**Aim**:
Extract each line bearing the word "事業フェーズ別".

**Dataset extract**:
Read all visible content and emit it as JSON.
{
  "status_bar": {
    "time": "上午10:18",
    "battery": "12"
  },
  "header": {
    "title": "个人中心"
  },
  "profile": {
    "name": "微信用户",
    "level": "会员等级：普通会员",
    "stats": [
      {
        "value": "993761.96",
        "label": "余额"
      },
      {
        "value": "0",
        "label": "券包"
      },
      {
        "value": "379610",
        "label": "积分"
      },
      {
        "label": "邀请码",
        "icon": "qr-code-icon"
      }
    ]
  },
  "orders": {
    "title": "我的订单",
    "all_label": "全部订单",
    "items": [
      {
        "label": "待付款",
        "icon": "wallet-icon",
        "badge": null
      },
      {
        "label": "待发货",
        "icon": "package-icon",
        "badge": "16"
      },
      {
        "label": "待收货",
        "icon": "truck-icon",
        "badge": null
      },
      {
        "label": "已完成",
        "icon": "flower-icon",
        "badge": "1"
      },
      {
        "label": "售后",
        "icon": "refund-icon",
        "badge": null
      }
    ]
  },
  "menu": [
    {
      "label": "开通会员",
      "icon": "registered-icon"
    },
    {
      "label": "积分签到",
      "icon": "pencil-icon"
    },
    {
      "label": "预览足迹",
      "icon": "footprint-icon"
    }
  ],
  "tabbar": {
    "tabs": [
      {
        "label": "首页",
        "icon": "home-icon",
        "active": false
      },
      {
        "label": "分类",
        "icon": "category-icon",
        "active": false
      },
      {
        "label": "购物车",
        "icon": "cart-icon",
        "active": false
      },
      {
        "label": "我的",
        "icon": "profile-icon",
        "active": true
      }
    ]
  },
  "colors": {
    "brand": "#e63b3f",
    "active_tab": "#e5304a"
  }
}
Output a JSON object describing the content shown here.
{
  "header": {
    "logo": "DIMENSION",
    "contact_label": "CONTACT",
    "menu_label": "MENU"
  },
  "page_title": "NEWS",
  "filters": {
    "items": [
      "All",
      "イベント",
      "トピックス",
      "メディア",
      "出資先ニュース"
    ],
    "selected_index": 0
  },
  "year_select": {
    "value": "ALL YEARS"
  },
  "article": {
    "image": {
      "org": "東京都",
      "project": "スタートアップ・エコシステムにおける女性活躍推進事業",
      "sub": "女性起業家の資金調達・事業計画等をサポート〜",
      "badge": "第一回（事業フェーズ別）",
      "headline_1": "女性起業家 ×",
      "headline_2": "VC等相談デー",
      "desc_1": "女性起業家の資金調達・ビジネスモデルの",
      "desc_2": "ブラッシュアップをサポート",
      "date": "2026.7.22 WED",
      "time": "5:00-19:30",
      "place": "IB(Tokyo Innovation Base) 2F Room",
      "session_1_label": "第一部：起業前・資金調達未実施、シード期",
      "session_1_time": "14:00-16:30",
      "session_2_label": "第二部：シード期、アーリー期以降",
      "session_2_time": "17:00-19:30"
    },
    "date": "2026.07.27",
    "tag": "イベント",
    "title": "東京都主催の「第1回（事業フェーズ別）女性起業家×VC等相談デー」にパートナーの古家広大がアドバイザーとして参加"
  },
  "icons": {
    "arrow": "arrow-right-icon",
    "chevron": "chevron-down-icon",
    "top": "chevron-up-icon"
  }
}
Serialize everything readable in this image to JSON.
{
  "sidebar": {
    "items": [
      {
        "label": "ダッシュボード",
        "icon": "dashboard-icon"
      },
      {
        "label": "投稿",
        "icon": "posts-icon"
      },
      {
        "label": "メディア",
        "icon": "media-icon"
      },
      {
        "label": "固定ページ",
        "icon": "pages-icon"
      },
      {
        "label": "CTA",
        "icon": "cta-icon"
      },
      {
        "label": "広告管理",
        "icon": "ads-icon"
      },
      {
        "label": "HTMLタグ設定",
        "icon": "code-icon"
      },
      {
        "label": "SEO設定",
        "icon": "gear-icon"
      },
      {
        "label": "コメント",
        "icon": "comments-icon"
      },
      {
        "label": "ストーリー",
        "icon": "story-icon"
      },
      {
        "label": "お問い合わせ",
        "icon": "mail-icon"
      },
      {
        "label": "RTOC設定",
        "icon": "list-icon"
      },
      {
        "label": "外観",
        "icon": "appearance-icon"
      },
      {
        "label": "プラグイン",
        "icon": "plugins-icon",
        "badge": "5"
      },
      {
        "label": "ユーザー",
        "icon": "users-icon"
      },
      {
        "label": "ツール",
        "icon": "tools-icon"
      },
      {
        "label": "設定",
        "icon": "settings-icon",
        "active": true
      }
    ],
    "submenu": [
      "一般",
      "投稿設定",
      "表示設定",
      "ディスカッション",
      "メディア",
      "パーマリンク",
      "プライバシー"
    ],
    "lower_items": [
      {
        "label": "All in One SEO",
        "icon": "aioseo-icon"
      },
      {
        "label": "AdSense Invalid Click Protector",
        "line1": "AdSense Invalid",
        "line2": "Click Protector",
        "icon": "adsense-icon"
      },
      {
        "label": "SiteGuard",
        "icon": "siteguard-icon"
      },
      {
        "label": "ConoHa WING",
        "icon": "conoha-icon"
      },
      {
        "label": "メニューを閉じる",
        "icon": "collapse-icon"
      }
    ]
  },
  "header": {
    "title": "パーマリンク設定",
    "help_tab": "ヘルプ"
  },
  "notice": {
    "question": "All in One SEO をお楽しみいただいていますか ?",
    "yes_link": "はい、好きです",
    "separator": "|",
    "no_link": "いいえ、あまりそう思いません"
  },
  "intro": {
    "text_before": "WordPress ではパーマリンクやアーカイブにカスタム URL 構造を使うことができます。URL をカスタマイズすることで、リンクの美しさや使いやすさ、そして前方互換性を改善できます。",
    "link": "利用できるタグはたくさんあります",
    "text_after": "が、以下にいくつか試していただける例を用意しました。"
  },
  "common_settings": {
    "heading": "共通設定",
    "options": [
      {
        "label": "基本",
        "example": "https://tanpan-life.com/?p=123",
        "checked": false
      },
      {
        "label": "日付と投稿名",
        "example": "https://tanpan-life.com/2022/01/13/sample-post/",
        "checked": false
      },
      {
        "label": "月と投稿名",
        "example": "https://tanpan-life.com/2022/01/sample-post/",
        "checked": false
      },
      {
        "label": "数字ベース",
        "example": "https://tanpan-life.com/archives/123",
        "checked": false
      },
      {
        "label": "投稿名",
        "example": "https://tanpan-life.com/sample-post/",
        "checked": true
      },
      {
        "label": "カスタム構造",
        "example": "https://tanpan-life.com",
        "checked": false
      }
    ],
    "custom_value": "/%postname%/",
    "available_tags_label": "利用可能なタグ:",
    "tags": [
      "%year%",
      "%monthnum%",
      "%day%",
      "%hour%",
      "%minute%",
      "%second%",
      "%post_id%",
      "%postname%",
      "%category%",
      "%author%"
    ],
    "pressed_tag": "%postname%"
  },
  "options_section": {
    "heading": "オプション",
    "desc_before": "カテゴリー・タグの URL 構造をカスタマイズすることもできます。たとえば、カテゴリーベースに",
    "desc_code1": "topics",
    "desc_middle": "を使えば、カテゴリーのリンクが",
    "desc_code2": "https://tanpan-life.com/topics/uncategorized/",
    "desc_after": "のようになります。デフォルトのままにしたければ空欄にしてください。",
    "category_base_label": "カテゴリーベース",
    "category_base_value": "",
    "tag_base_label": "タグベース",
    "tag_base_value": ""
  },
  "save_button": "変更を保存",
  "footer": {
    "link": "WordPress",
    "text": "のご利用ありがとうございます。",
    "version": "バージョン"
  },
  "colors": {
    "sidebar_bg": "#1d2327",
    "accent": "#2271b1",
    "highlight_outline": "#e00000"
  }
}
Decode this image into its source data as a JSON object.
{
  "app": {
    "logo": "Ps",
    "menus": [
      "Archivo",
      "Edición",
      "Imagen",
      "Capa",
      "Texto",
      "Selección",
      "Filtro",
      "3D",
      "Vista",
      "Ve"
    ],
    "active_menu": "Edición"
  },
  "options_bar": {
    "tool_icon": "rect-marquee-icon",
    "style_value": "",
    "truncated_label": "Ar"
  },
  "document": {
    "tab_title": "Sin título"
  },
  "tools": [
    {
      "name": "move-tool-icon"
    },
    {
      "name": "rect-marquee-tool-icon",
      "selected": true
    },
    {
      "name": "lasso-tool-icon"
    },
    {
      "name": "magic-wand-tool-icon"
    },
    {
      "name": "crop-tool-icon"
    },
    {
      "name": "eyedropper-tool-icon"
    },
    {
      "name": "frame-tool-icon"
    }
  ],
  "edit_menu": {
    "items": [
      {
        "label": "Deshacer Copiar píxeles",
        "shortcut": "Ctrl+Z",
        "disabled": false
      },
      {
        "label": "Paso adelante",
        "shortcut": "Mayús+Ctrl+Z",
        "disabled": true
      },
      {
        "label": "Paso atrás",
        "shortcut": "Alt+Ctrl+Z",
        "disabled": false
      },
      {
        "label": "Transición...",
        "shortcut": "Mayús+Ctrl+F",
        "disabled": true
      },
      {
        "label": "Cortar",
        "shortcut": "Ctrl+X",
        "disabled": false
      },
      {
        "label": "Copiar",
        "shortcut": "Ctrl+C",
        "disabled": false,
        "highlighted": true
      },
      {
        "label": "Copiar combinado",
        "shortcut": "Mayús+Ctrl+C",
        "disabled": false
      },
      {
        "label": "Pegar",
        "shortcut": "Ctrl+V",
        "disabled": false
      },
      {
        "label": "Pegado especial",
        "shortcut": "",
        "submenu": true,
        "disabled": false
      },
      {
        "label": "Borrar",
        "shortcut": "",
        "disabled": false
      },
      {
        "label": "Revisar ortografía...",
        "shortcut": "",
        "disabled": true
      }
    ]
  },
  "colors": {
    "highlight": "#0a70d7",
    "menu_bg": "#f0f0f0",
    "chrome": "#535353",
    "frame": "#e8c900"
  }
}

**Answer**:
      "badge": "第一回（事業フェーズ別）",
    "title": "東京都主催の「第1回（事業フェーズ別）女性起業家×VC等相談デー」にパートナーの古家広大がアドバイザーとして参加"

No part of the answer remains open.